Page content records
_ _ _ _
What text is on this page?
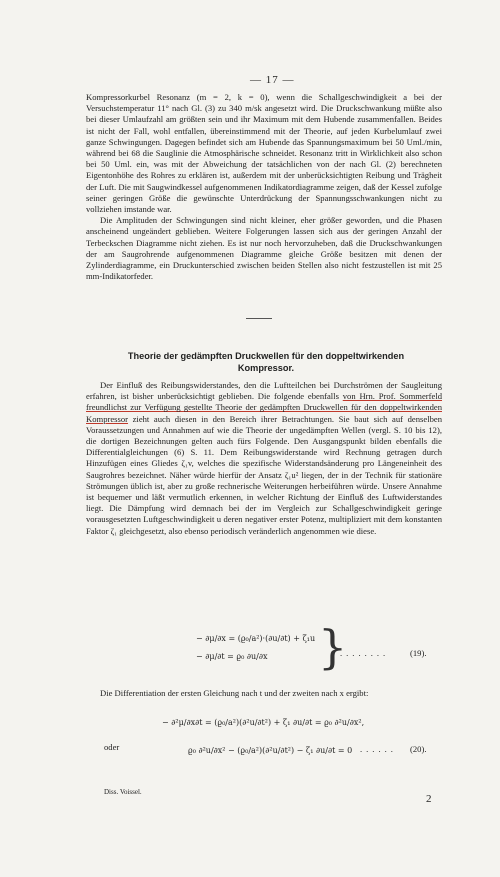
— 17 —

Kompressorkurbel Resonanz (m = 2, k = 0), wenn die Schallgeschwindigkeit a bei der Versuchstemperatur 11° nach Gl. (3) zu 340 m/sk angesetzt wird. Die Druckschwankung müßte also bei dieser Umlaufzahl am größten sein und ihr Maximum mit dem Hubende zusammenfallen. Beides ist nicht der Fall, wohl entfallen, übereinstimmend mit der Theorie, auf jeden Kurbelumlauf zwei ganze Schwingungen. Dagegen befindet sich am Hubende das Spannungsmaximum bei 50 Uml./min, während bei 68 die Sauglinie die Atmosphärische schneidet. Resonanz tritt in Wirklichkeit also schon bei 50 Uml. ein, was mit der Abweichung der tatsächlichen von der nach Gl. (2) berechneten Eigentonhöhe des Rohres zu erklären ist, außerdem mit der unberücksichtigten Reibung und Trägheit der Luft. Die mit Saugwindkessel aufgenommenen Indikatordiagramme zeigen, daß der Kessel zufolge seiner geringen Größe die gewünschte Unterdrückung der Spannungsschwankungen nicht zu vollziehen imstande war.

Die Amplituden der Schwingungen sind nicht kleiner, eher größer geworden, und die Phasen anscheinend ungeändert geblieben. Weitere Folgerungen lassen sich aus der geringen Anzahl der Terbeckschen Diagramme nicht ziehen. Es ist nur noch hervorzuheben, daß die Druckschwankungen der am Saugrohrende aufgenommenen Diagramme gleiche Größe besitzen mit denen der Zylinderdiagramme, ein Druckunterschied zwischen beiden Stellen also nicht festzustellen ist mit 25 mm-Indikatorfeder.

Theorie der gedämpften Druckwellen für den doppeltwirkenden
Kompressor.

Der Einfluß des Reibungswiderstandes, den die Luftteilchen bei Durchströmen der Saugleitung erfahren, ist bisher unberücksichtigt geblieben. Die folgende ebenfalls von Hrn. Prof. Sommerfeld freundlichst zur Verfügung gestellte Theorie der gedämpften Druckwellen für den doppeltwirkenden Kompressor zieht auch diesen in den Bereich ihrer Betrachtungen. Sie baut sich auf denselben Voraussetzungen und Annahmen auf wie die Theorie der ungedämpften Wellen (vergl. S. 10 bis 12), die dortigen Bezeichnungen gelten auch fürs Folgende. Den Ausgangspunkt bilden ebenfalls die Differentialgleichungen (6) S. 11. Dem Reibungswiderstande wird Rechnung getragen durch Hinzufügen eines Gliedes ζ₁v, welches die spezifische Widerstandsänderung pro Längeneinheit des Saugrohres bezeichnet. Näher würde hierfür der Ansatz ζ₁u² liegen, der in der Technik für stationäre Strömungen üblich ist, aber zu große rechnerische Weiterungen herbeiführen würde. Unsere Annahme ist bequemer und läßt vermutlich erkennen, in welcher Richtung der Einfluß des Luftwiderstandes liegt. Die Dämpfung wird demnach bei der im Vergleich zur Schallgeschwindigkeit geringe vorausgesetzten Luftgeschwindigkeit u deren negativer erster Potenz, multipliziert mit dem konstanten Faktor ζ₁ gleichgesetzt, also ebenso periodisch veränderlich angenommen wie diese.

− ∂μ/∂x = (ϱ₀/a²)·(∂u/∂t) + ζ₁u
− ∂μ/∂t = ϱ₀ ∂u/∂x }
........ (19).

Die Differentiation der ersten Gleichung nach t und der zweiten nach x ergibt:

− ∂²μ/∂x∂t = (ϱ₀/a²)(∂²u/∂t²) + ζ₁ ∂u/∂t = ϱ₀ ∂²u/∂x²,
oder	ϱ₀ ∂²u/∂x² − (ϱ₀/a²)(∂²u/∂t²) − ζ₁ ∂u/∂t = 0 ...... (20).
Diss. Voissel.
2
_ _ _ _
* [The task]: Each record above is to be returned unchanged, while any picture it holds stays out.

* [Exercise answer]:
What text is on this page?
— 17 —

Kompressorkurbel Resonanz (m = 2, k = 0), wenn die Schallgeschwindigkeit a bei der Versuchstemperatur 11° nach Gl. (3) zu 340 m/sk angesetzt wird. Die Druckschwankung müßte also bei dieser Umlaufzahl am größten sein und ihr Maximum mit dem Hubende zusammenfallen. Beides ist nicht der Fall, wohl entfallen, übereinstimmend mit der Theorie, auf jeden Kurbelumlauf zwei ganze Schwingungen. Dagegen befindet sich am Hubende das Spannungsmaximum bei 50 Uml./min, während bei 68 die Sauglinie die Atmosphärische schneidet. Resonanz tritt in Wirklichkeit also schon bei 50 Uml. ein, was mit der Abweichung der tatsächlichen von der nach Gl. (2) berechneten Eigentonhöhe des Rohres zu erklären ist, außerdem mit der unberücksichtigten Reibung und Trägheit der Luft. Die mit Saugwindkessel aufgenommenen Indikatordiagramme zeigen, daß der Kessel zufolge seiner geringen Größe die gewünschte Unterdrückung der Spannungsschwankungen nicht zu vollziehen imstande war.

Die Amplituden der Schwingungen sind nicht kleiner, eher größer geworden, und die Phasen anscheinend ungeändert geblieben. Weitere Folgerungen lassen sich aus der geringen Anzahl der Terbeckschen Diagramme nicht ziehen. Es ist nur noch hervorzuheben, daß die Druckschwankungen der am Saugrohrende aufgenommenen Diagramme gleiche Größe besitzen mit denen der Zylinderdiagramme, ein Druckunterschied zwischen beiden Stellen also nicht festzustellen ist mit 25 mm-Indikatorfeder.

Theorie der gedämpften Druckwellen für den doppeltwirkenden
Kompressor.

Der Einfluß des Reibungswiderstandes, den die Luftteilchen bei Durchströmen der Saugleitung erfahren, ist bisher unberücksichtigt geblieben. Die folgende ebenfalls von Hrn. Prof. Sommerfeld freundlichst zur Verfügung gestellte Theorie der gedämpften Druckwellen für den doppeltwirkenden Kompressor zieht auch diesen in den Bereich ihrer Betrachtungen. Sie baut sich auf denselben Voraussetzungen und Annahmen auf wie die Theorie der ungedämpften Wellen (vergl. S. 10 bis 12), die dortigen Bezeichnungen gelten auch fürs Folgende. Den Ausgangspunkt bilden ebenfalls die Differentialgleichungen (6) S. 11. Dem Reibungswiderstande wird Rechnung getragen durch Hinzufügen eines Gliedes ζ₁v, welches die spezifische Widerstandsänderung pro Längeneinheit des Saugrohres bezeichnet. Näher würde hierfür der Ansatz ζ₁u² liegen, der in der Technik für stationäre Strömungen üblich ist, aber zu große rechnerische Weiterungen herbeiführen würde. Unsere Annahme ist bequemer und läßt vermutlich erkennen, in welcher Richtung der Einfluß des Luftwiderstandes liegt. Die Dämpfung wird demnach bei der im Vergleich zur Schallgeschwindigkeit geringe vorausgesetzten Luftgeschwindigkeit u deren negativer erster Potenz, multipliziert mit dem konstanten Faktor ζ₁ gleichgesetzt, also ebenso periodisch veränderlich angenommen wie diese.

− ∂μ/∂x = (ϱ₀/a²)·(∂u/∂t) + ζ₁u
− ∂μ/∂t = ϱ₀ ∂u/∂x }
........ (19).

Die Differentiation der ersten Gleichung nach t und der zweiten nach x ergibt:

− ∂²μ/∂x∂t = (ϱ₀/a²)(∂²u/∂t²) + ζ₁ ∂u/∂t = ϱ₀ ∂²u/∂x²,
oder	ϱ₀ ∂²u/∂x² − (ϱ₀/a²)(∂²u/∂t²) − ζ₁ ∂u/∂t = 0 ...... (20).
Diss. Voissel.
2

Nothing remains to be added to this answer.